TASK DESCRIPTION — Report every line from the material that contains the word "title".

SUPPLIED MATERIAL —

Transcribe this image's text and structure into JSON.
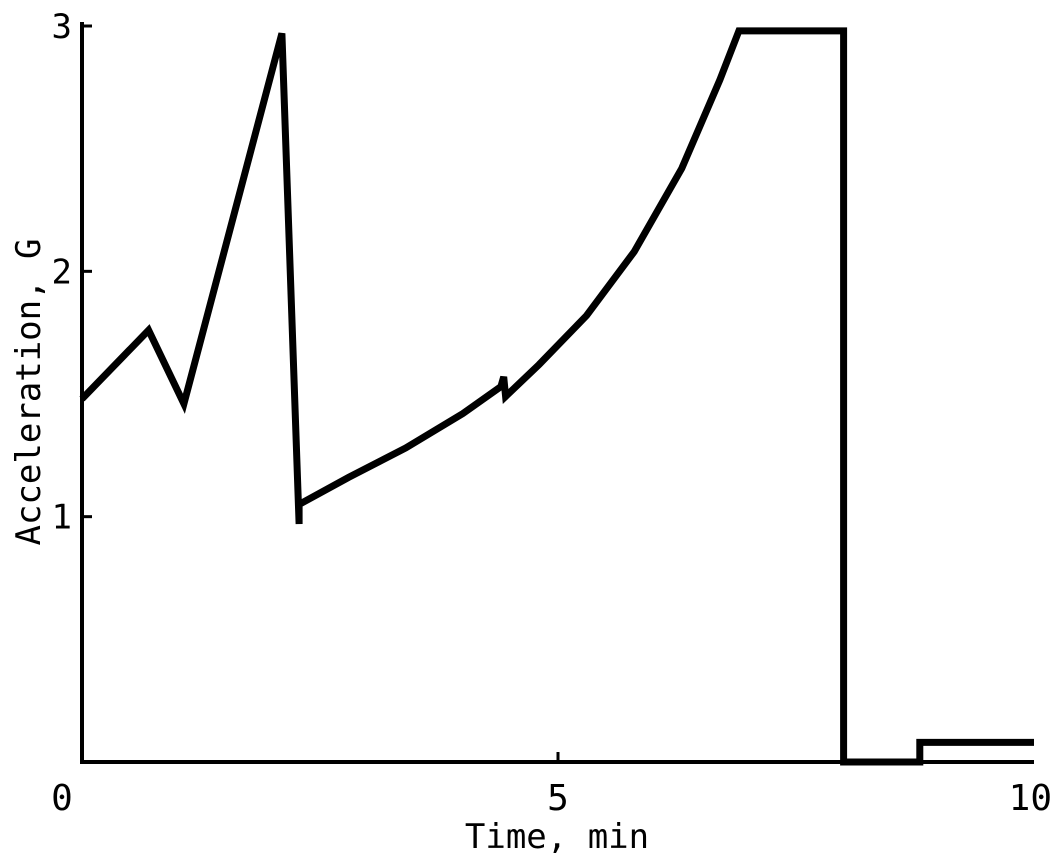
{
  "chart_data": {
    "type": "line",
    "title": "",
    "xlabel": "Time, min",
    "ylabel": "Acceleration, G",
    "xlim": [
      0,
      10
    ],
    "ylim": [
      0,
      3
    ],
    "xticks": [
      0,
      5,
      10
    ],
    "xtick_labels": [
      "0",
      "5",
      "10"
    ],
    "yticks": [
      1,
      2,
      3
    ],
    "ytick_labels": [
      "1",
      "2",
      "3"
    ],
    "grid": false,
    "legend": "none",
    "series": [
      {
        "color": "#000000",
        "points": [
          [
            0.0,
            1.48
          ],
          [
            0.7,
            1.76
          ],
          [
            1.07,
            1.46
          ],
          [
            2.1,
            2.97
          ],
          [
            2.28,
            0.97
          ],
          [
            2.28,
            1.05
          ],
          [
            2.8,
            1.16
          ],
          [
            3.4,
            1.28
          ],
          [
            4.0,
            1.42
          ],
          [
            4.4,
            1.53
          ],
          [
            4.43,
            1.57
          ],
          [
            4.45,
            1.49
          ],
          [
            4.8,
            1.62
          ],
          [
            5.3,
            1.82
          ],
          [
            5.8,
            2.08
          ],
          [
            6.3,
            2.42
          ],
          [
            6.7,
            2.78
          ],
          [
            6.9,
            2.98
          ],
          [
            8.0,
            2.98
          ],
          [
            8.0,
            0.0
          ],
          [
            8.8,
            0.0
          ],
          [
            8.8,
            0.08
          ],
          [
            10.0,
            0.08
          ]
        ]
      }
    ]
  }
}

---

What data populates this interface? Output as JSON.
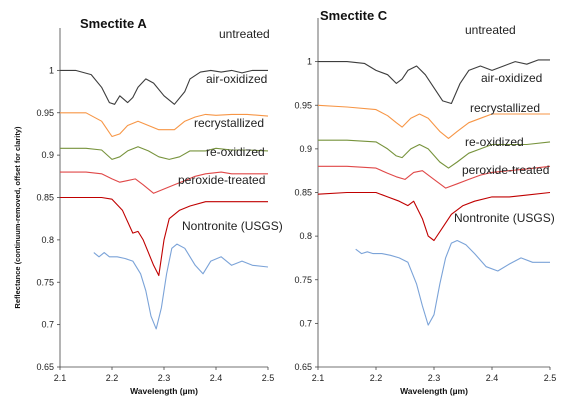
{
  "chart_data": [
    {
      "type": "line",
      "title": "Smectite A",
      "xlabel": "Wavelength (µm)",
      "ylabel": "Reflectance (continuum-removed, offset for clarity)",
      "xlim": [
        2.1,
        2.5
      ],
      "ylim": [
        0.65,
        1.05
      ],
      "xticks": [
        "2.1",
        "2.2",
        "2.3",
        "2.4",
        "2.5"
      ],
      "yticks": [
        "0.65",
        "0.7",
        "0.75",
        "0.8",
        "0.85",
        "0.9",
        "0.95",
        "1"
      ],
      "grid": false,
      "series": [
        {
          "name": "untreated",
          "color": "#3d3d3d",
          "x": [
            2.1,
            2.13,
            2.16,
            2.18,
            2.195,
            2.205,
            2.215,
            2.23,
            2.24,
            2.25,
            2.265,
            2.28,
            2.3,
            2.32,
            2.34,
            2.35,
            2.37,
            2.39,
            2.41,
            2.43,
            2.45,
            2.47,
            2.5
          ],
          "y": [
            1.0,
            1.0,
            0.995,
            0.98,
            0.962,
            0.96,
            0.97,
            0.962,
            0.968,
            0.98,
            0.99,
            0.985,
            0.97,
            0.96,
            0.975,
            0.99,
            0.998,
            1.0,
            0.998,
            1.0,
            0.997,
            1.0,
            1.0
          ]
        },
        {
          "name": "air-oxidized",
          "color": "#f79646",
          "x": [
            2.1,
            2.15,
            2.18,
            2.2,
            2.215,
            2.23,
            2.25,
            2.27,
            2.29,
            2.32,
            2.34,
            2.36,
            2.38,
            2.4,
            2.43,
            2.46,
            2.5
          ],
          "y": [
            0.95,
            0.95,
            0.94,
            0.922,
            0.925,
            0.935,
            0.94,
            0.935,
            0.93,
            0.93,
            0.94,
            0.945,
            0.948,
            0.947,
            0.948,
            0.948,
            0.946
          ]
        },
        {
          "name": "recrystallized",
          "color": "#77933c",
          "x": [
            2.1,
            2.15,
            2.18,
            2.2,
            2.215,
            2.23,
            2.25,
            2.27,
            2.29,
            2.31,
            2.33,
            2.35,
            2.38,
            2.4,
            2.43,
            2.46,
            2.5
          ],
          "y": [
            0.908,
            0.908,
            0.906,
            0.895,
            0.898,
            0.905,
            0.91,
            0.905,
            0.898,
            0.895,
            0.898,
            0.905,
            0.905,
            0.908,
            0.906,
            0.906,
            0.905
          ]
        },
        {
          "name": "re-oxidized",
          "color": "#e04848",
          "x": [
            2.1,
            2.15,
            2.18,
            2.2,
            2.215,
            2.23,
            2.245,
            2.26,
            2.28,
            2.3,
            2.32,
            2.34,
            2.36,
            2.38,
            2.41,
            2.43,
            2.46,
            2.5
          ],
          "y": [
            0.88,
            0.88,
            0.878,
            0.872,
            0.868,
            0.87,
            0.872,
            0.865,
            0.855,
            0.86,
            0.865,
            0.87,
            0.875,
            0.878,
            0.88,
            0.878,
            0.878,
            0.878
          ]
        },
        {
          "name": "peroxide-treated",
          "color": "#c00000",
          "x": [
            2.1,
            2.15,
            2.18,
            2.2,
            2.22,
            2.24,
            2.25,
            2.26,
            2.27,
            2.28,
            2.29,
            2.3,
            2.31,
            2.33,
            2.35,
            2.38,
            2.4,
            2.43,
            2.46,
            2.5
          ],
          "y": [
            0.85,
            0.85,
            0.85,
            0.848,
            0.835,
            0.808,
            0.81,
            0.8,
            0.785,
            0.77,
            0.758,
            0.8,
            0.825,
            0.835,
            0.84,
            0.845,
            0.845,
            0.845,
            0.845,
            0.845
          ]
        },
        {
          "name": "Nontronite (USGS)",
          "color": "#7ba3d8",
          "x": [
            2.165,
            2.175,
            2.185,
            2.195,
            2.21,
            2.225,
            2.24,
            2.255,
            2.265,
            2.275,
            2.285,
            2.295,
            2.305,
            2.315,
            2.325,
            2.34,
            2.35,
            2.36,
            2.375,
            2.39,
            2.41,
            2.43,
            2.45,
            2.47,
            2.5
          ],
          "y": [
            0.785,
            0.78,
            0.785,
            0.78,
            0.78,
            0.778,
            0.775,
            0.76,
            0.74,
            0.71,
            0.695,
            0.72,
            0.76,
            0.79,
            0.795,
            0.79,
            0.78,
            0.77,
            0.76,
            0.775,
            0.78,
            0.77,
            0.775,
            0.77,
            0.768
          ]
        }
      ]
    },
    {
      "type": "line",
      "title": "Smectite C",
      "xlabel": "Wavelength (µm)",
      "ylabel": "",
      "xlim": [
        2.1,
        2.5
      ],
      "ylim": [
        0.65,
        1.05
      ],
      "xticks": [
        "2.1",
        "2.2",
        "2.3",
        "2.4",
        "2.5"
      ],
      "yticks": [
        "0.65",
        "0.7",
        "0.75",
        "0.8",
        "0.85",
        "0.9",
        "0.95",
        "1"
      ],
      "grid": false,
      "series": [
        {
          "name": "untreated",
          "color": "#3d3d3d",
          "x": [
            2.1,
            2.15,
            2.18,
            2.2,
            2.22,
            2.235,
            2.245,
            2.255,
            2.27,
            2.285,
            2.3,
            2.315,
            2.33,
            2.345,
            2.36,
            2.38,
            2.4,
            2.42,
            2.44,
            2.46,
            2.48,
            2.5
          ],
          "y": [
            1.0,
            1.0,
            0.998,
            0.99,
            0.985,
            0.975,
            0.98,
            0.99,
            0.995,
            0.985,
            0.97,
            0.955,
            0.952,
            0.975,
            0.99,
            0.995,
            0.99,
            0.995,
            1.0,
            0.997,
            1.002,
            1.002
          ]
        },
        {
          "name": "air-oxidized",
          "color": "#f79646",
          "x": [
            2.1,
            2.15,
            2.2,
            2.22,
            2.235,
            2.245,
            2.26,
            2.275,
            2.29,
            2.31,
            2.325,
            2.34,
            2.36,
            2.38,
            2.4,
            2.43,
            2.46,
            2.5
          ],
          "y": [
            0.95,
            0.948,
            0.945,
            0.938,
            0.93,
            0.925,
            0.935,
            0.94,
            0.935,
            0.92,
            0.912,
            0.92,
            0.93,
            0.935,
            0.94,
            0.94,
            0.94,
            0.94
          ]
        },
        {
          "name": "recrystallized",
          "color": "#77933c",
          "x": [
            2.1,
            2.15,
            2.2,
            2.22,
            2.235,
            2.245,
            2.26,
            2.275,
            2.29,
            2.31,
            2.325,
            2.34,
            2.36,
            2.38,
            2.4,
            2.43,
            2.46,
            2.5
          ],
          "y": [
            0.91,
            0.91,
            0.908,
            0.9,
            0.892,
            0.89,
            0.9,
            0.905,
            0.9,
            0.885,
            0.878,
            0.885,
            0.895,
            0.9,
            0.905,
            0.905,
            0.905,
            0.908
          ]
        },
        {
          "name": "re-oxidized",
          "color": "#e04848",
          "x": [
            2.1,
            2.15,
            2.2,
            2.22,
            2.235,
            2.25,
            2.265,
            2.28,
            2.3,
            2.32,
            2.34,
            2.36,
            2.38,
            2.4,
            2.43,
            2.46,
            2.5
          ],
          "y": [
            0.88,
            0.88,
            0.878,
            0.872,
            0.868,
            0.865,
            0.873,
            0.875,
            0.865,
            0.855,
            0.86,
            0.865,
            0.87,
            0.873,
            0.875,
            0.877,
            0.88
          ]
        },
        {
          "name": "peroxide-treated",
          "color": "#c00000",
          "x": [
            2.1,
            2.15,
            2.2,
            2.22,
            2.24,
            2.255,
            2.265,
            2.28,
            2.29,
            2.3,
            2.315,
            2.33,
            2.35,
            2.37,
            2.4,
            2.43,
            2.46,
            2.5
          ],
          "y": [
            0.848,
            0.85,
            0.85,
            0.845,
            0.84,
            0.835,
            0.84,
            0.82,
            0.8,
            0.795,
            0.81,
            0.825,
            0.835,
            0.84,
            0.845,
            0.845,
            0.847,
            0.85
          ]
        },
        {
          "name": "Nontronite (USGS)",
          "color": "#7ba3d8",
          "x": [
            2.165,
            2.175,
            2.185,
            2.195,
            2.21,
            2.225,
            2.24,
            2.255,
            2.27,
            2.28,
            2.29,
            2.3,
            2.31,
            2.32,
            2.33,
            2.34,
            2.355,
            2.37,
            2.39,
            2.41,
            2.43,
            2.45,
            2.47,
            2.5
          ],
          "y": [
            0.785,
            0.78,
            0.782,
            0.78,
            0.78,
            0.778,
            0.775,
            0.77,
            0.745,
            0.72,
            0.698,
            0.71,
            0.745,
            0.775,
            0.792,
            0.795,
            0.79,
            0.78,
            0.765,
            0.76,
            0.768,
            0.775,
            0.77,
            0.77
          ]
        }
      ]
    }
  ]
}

COMPLETE OUTPUT —
    "title": "",
      "title": "Smectite A",
      "title": "Smectite C",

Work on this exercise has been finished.